Brief
Search the material for "type" and show all lines that contain it.

** Start **

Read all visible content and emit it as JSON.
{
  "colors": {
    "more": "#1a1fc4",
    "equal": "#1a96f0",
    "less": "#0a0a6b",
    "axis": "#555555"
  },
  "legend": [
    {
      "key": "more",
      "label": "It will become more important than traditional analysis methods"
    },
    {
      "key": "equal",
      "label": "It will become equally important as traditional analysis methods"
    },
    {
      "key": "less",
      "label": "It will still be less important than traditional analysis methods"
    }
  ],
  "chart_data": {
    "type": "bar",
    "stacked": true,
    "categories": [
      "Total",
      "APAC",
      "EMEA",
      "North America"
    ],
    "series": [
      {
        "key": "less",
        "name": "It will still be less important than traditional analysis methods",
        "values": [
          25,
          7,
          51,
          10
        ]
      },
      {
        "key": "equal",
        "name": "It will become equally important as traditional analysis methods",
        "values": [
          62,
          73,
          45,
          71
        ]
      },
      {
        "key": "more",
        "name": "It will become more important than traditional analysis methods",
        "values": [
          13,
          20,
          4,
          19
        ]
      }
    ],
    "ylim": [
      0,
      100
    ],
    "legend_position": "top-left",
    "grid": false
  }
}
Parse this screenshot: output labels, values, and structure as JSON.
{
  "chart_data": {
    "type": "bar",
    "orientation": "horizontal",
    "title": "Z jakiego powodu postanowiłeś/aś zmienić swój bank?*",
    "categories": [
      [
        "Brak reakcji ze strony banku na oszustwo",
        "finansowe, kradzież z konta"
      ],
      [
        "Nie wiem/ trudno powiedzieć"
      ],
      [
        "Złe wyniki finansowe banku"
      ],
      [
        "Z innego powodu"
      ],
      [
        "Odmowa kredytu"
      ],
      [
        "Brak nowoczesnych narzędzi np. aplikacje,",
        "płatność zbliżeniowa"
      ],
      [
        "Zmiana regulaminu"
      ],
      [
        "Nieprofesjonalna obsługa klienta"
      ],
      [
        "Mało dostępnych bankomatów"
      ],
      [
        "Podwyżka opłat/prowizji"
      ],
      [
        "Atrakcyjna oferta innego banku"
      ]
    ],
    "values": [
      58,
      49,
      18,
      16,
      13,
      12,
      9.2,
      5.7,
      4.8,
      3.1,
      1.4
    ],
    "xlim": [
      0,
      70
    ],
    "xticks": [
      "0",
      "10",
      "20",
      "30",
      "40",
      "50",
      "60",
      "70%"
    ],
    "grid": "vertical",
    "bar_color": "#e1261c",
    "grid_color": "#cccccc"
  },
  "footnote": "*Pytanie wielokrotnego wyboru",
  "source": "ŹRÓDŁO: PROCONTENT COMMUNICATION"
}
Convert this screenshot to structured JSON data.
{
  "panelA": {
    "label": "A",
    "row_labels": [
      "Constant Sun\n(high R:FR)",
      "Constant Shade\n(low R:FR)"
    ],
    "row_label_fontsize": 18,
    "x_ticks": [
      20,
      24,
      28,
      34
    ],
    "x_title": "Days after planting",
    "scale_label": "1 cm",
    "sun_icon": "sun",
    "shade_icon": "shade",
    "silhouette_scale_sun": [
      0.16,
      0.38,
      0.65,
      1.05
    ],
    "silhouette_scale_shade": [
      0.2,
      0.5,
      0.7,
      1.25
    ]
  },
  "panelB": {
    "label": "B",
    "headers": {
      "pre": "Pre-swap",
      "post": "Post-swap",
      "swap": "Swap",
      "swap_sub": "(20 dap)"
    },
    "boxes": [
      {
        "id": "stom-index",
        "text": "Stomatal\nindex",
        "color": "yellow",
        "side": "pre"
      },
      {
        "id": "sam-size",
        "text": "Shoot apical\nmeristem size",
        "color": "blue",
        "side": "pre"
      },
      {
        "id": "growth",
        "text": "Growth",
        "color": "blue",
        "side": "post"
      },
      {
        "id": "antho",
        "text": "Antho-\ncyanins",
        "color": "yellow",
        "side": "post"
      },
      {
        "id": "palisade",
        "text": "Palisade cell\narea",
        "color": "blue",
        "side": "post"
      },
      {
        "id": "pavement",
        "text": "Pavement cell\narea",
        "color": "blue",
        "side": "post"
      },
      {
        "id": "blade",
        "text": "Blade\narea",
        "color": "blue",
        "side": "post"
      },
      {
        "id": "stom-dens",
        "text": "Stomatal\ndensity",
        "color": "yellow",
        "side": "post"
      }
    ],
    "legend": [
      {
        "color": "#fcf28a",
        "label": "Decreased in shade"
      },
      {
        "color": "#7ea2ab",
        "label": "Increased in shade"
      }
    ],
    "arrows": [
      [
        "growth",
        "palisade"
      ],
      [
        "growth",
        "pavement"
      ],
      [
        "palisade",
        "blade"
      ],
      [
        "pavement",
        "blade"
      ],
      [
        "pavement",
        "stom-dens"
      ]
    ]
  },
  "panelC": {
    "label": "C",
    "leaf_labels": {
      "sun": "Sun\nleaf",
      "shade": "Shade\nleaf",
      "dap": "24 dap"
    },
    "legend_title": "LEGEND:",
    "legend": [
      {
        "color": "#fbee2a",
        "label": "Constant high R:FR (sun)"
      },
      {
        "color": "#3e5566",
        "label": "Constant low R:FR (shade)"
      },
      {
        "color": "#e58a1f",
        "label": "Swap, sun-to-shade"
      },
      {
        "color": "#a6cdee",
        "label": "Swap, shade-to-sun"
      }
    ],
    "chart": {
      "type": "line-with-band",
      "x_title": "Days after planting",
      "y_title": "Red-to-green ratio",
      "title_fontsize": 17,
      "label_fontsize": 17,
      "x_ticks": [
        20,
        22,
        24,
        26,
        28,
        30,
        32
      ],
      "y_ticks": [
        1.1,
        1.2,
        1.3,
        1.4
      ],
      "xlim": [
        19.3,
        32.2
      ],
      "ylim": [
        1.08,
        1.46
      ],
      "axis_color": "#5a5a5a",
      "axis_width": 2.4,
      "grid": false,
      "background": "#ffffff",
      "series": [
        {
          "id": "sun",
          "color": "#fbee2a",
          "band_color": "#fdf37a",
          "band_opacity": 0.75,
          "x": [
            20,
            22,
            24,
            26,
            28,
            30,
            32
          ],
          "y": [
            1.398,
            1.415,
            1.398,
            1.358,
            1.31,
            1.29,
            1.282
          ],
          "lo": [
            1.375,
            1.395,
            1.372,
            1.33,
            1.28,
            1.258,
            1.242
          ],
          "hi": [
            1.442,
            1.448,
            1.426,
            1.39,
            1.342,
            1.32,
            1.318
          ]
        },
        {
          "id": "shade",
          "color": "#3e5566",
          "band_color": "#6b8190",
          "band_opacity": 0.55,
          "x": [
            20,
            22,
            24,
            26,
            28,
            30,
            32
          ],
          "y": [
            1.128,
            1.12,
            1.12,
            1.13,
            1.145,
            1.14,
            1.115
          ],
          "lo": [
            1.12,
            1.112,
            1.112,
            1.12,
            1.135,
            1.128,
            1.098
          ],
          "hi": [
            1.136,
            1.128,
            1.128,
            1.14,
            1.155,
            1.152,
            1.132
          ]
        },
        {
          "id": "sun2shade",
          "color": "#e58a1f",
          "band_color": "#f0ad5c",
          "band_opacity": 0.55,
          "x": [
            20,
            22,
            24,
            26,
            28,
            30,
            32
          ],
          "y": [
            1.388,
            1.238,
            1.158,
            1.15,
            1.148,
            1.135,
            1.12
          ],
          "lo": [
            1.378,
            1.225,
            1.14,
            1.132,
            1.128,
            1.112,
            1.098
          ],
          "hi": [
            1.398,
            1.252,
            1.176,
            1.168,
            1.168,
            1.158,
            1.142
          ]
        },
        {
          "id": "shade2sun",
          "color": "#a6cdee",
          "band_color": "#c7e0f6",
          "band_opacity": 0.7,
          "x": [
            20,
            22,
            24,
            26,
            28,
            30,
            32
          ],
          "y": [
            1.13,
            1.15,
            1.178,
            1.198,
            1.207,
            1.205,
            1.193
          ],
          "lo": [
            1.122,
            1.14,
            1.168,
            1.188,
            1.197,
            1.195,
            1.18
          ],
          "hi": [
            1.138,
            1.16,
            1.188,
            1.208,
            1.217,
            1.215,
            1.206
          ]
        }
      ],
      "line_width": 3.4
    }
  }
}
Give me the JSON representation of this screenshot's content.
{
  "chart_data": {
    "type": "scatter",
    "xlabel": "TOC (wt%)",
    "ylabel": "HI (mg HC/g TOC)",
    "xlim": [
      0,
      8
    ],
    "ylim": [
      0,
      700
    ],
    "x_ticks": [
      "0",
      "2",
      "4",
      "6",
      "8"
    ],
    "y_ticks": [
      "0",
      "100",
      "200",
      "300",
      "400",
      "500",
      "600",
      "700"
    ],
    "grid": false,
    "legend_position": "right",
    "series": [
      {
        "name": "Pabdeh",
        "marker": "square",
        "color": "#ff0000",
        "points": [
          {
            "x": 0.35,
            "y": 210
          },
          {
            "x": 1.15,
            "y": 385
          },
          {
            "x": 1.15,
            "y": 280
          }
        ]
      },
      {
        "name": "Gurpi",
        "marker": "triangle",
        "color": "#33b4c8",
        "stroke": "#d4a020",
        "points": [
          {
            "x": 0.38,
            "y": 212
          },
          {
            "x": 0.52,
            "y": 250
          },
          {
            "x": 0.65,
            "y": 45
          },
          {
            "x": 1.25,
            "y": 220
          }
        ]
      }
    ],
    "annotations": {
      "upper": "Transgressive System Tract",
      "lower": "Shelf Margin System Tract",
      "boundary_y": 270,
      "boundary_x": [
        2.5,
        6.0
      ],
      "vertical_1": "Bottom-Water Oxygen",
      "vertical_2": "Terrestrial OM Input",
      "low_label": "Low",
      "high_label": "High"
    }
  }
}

** End **

Final answer
    "type": "bar",
    "type": "bar",
      "type": "line-with-band",
    "type": "scatter",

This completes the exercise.